What this task involves: Copy every record below exactly.
+++ Given data
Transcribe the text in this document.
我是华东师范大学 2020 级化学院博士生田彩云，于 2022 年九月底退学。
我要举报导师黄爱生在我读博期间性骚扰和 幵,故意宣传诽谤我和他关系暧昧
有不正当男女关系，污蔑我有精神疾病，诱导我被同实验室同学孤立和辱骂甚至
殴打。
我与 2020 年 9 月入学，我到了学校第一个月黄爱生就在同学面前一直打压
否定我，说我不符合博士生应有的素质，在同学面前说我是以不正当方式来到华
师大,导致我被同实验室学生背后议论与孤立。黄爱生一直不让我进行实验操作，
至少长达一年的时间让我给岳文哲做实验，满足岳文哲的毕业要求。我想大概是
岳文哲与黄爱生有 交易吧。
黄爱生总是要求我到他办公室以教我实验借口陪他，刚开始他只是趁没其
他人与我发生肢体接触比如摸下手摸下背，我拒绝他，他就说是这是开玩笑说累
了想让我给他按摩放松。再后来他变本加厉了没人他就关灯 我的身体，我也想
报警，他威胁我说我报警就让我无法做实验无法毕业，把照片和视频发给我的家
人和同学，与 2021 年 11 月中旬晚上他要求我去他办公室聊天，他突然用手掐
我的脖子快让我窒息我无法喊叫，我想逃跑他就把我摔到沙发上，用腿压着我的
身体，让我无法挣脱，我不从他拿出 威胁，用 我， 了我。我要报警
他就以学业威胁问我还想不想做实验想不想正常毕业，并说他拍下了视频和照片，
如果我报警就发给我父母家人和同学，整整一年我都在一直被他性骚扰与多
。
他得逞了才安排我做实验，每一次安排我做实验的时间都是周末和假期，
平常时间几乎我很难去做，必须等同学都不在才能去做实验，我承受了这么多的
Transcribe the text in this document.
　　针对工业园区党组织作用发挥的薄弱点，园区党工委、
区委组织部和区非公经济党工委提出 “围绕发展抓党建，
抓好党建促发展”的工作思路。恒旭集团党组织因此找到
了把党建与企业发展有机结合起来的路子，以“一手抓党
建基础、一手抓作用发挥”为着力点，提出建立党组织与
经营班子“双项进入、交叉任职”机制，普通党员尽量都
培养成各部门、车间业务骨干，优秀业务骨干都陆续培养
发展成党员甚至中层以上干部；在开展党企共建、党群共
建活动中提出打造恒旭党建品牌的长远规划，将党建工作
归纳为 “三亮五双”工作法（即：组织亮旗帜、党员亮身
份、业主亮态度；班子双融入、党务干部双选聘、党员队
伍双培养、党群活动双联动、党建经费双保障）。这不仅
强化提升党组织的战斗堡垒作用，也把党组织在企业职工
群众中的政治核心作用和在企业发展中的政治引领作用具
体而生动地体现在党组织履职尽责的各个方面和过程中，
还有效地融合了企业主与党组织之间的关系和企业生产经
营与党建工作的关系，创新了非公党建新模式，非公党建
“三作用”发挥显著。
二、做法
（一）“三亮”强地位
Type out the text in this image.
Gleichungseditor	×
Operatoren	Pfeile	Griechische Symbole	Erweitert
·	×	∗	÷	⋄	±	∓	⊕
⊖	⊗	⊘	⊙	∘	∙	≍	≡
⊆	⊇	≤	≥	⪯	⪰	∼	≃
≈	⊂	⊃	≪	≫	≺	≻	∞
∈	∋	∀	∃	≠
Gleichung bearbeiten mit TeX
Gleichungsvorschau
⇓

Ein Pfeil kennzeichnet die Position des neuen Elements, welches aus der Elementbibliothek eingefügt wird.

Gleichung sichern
++++++
Expected answer:
Transcribe the text in this document.
我是华东师范大学 2020 级化学院博士生田彩云，于 2022 年九月底退学。
我要举报导师黄爱生在我读博期间性骚扰和 幵,故意宣传诽谤我和他关系暧昧
有不正当男女关系，污蔑我有精神疾病，诱导我被同实验室同学孤立和辱骂甚至
殴打。
我与 2020 年 9 月入学，我到了学校第一个月黄爱生就在同学面前一直打压
否定我，说我不符合博士生应有的素质，在同学面前说我是以不正当方式来到华
师大,导致我被同实验室学生背后议论与孤立。黄爱生一直不让我进行实验操作，
至少长达一年的时间让我给岳文哲做实验，满足岳文哲的毕业要求。我想大概是
岳文哲与黄爱生有 交易吧。
黄爱生总是要求我到他办公室以教我实验借口陪他，刚开始他只是趁没其
他人与我发生肢体接触比如摸下手摸下背，我拒绝他，他就说是这是开玩笑说累
了想让我给他按摩放松。再后来他变本加厉了没人他就关灯 我的身体，我也想
报警，他威胁我说我报警就让我无法做实验无法毕业，把照片和视频发给我的家
人和同学，与 2021 年 11 月中旬晚上他要求我去他办公室聊天，他突然用手掐
我的脖子快让我窒息我无法喊叫，我想逃跑他就把我摔到沙发上，用腿压着我的
身体，让我无法挣脱，我不从他拿出 威胁，用 我， 了我。我要报警
他就以学业威胁问我还想不想做实验想不想正常毕业，并说他拍下了视频和照片，
如果我报警就发给我父母家人和同学，整整一年我都在一直被他性骚扰与多
。
他得逞了才安排我做实验，每一次安排我做实验的时间都是周末和假期，
平常时间几乎我很难去做，必须等同学都不在才能去做实验，我承受了这么多的
Transcribe the text in this document.
　　针对工业园区党组织作用发挥的薄弱点，园区党工委、
区委组织部和区非公经济党工委提出 “围绕发展抓党建，
抓好党建促发展”的工作思路。恒旭集团党组织因此找到
了把党建与企业发展有机结合起来的路子，以“一手抓党
建基础、一手抓作用发挥”为着力点，提出建立党组织与
经营班子“双项进入、交叉任职”机制，普通党员尽量都
培养成各部门、车间业务骨干，优秀业务骨干都陆续培养
发展成党员甚至中层以上干部；在开展党企共建、党群共
建活动中提出打造恒旭党建品牌的长远规划，将党建工作
归纳为 “三亮五双”工作法（即：组织亮旗帜、党员亮身
份、业主亮态度；班子双融入、党务干部双选聘、党员队
伍双培养、党群活动双联动、党建经费双保障）。这不仅
强化提升党组织的战斗堡垒作用，也把党组织在企业职工
群众中的政治核心作用和在企业发展中的政治引领作用具
体而生动地体现在党组织履职尽责的各个方面和过程中，
还有效地融合了企业主与党组织之间的关系和企业生产经
营与党建工作的关系，创新了非公党建新模式，非公党建
“三作用”发挥显著。
二、做法
（一）“三亮”强地位
Type out the text in this image.
Gleichungseditor	×
Operatoren	Pfeile	Griechische Symbole	Erweitert
·	×	∗	÷	⋄	±	∓	⊕
⊖	⊗	⊘	⊙	∘	∙	≍	≡
⊆	⊇	≤	≥	⪯	⪰	∼	≃
≈	⊂	⊃	≪	≫	≺	≻	∞
∈	∋	∀	∃	≠
Gleichung bearbeiten mit TeX
Gleichungsvorschau
⇓

Ein Pfeil kennzeichnet die Position des neuen Elements, welches aus der Elementbibliothek eingefügt wird.

Gleichung sichern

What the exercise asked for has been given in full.